Give the data again exactly as written, skipping any pictures.

--- begin Listed records ---

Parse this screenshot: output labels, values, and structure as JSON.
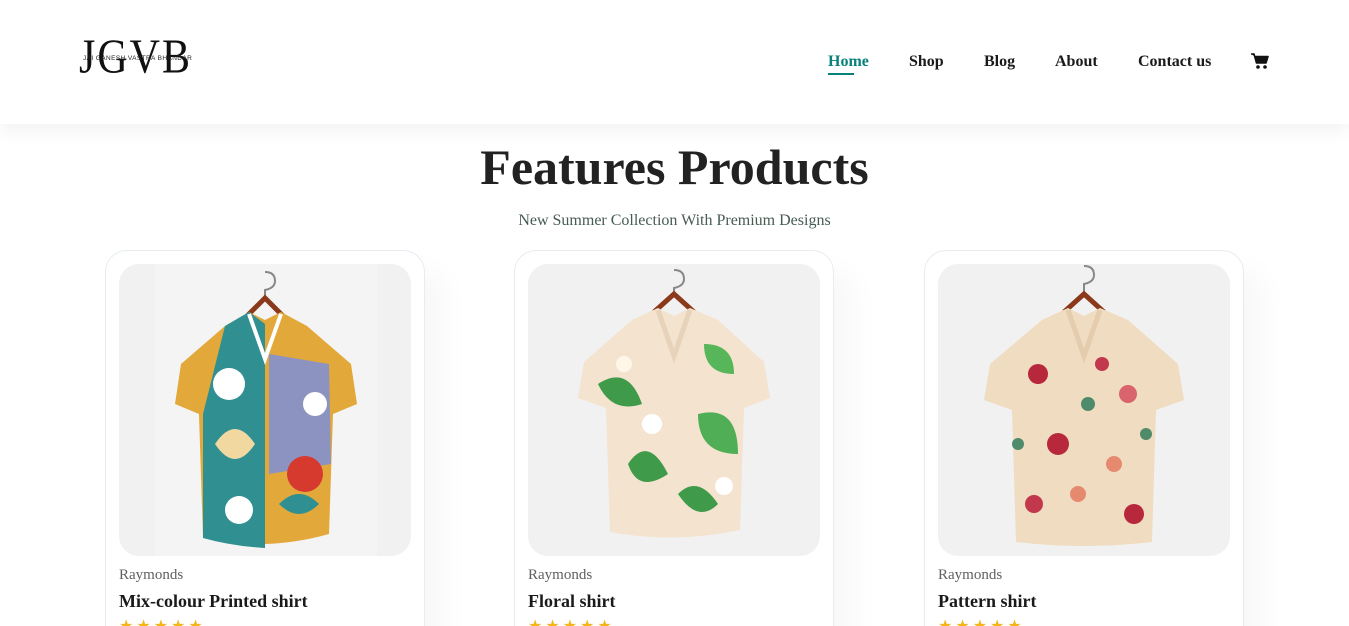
{
  "brand": {
    "logo_letters": "JGVB",
    "logo_subtitle": "JAI GANESH VASTRA BHANDAR"
  },
  "nav": {
    "items": [
      {
        "label": "Home",
        "active": true
      },
      {
        "label": "Shop",
        "active": false
      },
      {
        "label": "Blog",
        "active": false
      },
      {
        "label": "About",
        "active": false
      },
      {
        "label": "Contact us",
        "active": false
      }
    ],
    "cart_icon": "shopping-cart-icon"
  },
  "section": {
    "title": "Features Products",
    "subtitle": "New Summer Collection With Premium Designs"
  },
  "products": [
    {
      "brand": "Raymonds",
      "title": "Mix-colour Printed shirt",
      "rating": 5,
      "image_icon": "printed-shirt-image"
    },
    {
      "brand": "Raymonds",
      "title": "Floral shirt",
      "rating": 5,
      "image_icon": "floral-shirt-image"
    },
    {
      "brand": "Raymonds",
      "title": "Pattern shirt",
      "rating": 5,
      "image_icon": "pattern-shirt-image"
    }
  ],
  "colors": {
    "accent": "#088178",
    "star": "#f3b519",
    "card_bg": "#f1f1f1"
  }
}
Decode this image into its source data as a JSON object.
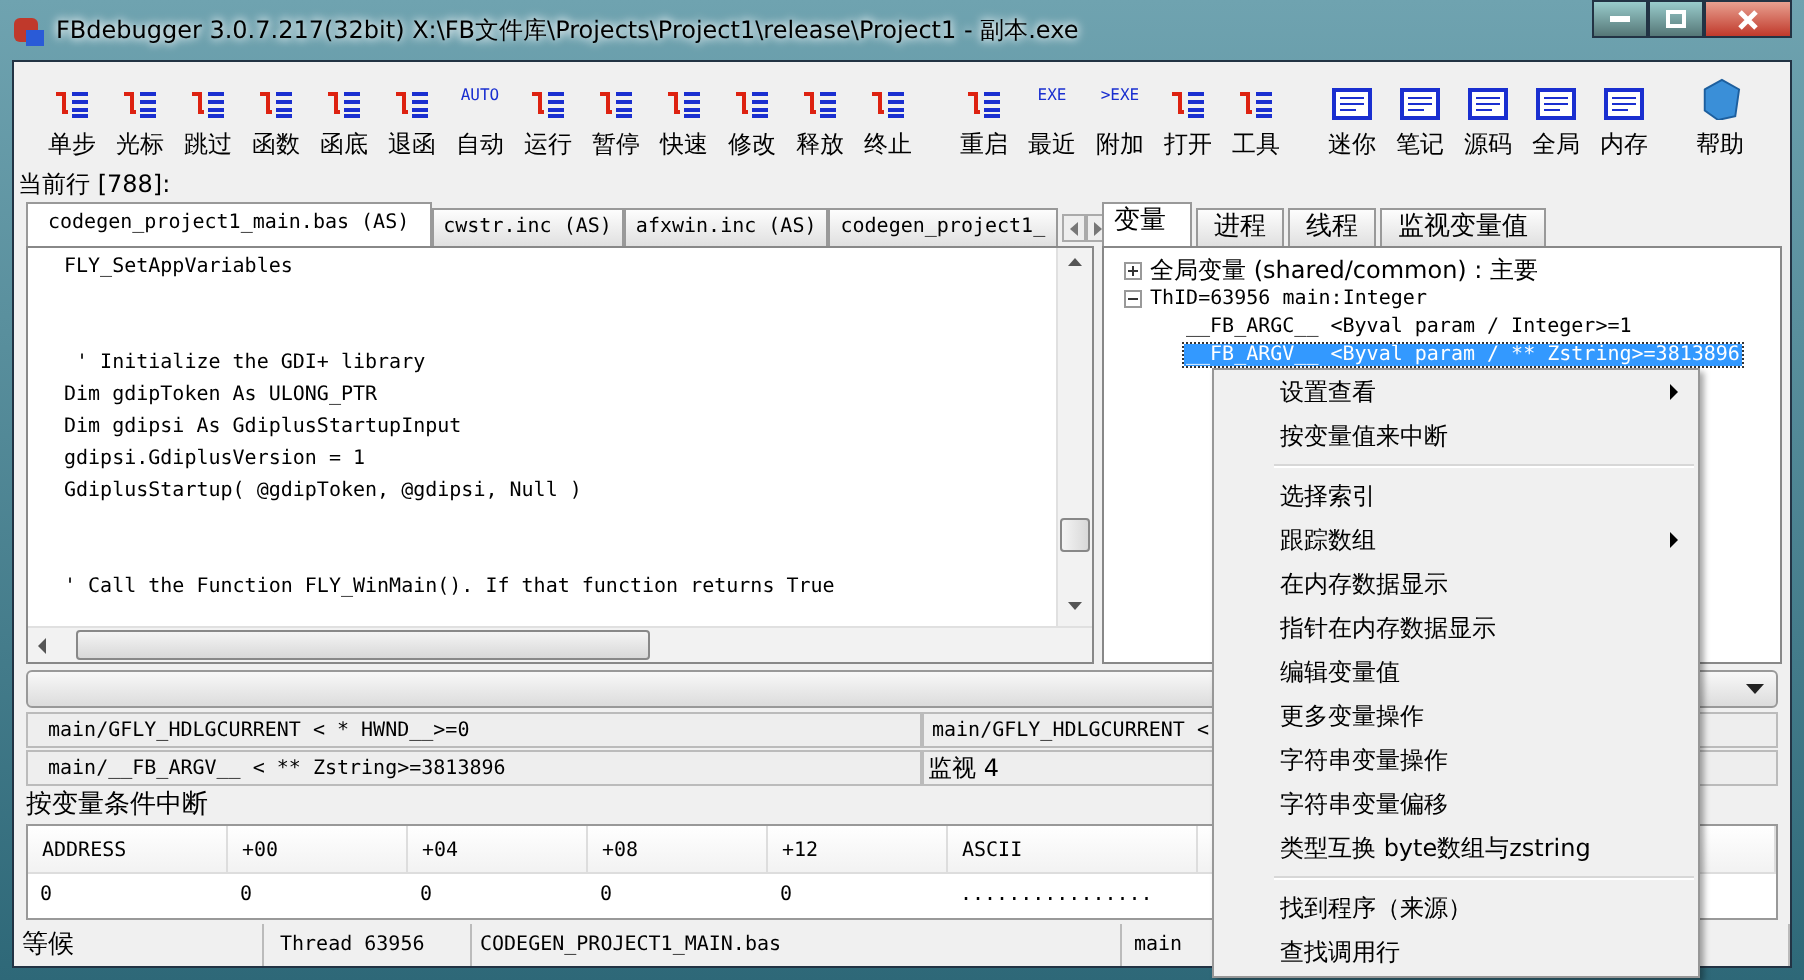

--- end Listed records ---

* **Solution for this exercise**:
Parse this screenshot: output labels, values, and structure as JSON.
{
  "brand": {
    "logo_letters": "JGVB",
    "logo_subtitle": "JAI GANESH VASTRA BHANDAR"
  },
  "nav": {
    "items": [
      {
        "label": "Home",
        "active": true
      },
      {
        "label": "Shop",
        "active": false
      },
      {
        "label": "Blog",
        "active": false
      },
      {
        "label": "About",
        "active": false
      },
      {
        "label": "Contact us",
        "active": false
      }
    ],
    "cart_icon": "shopping-cart-icon"
  },
  "section": {
    "title": "Features Products",
    "subtitle": "New Summer Collection With Premium Designs"
  },
  "products": [
    {
      "brand": "Raymonds",
      "title": "Mix-colour Printed shirt",
      "rating": 5,
      "image_icon": "printed-shirt-image"
    },
    {
      "brand": "Raymonds",
      "title": "Floral shirt",
      "rating": 5,
      "image_icon": "floral-shirt-image"
    },
    {
      "brand": "Raymonds",
      "title": "Pattern shirt",
      "rating": 5,
      "image_icon": "pattern-shirt-image"
    }
  ],
  "colors": {
    "accent": "#088178",
    "star": "#f3b519",
    "card_bg": "#f1f1f1"
  }
}
Decode this image into its source data as a JSON object.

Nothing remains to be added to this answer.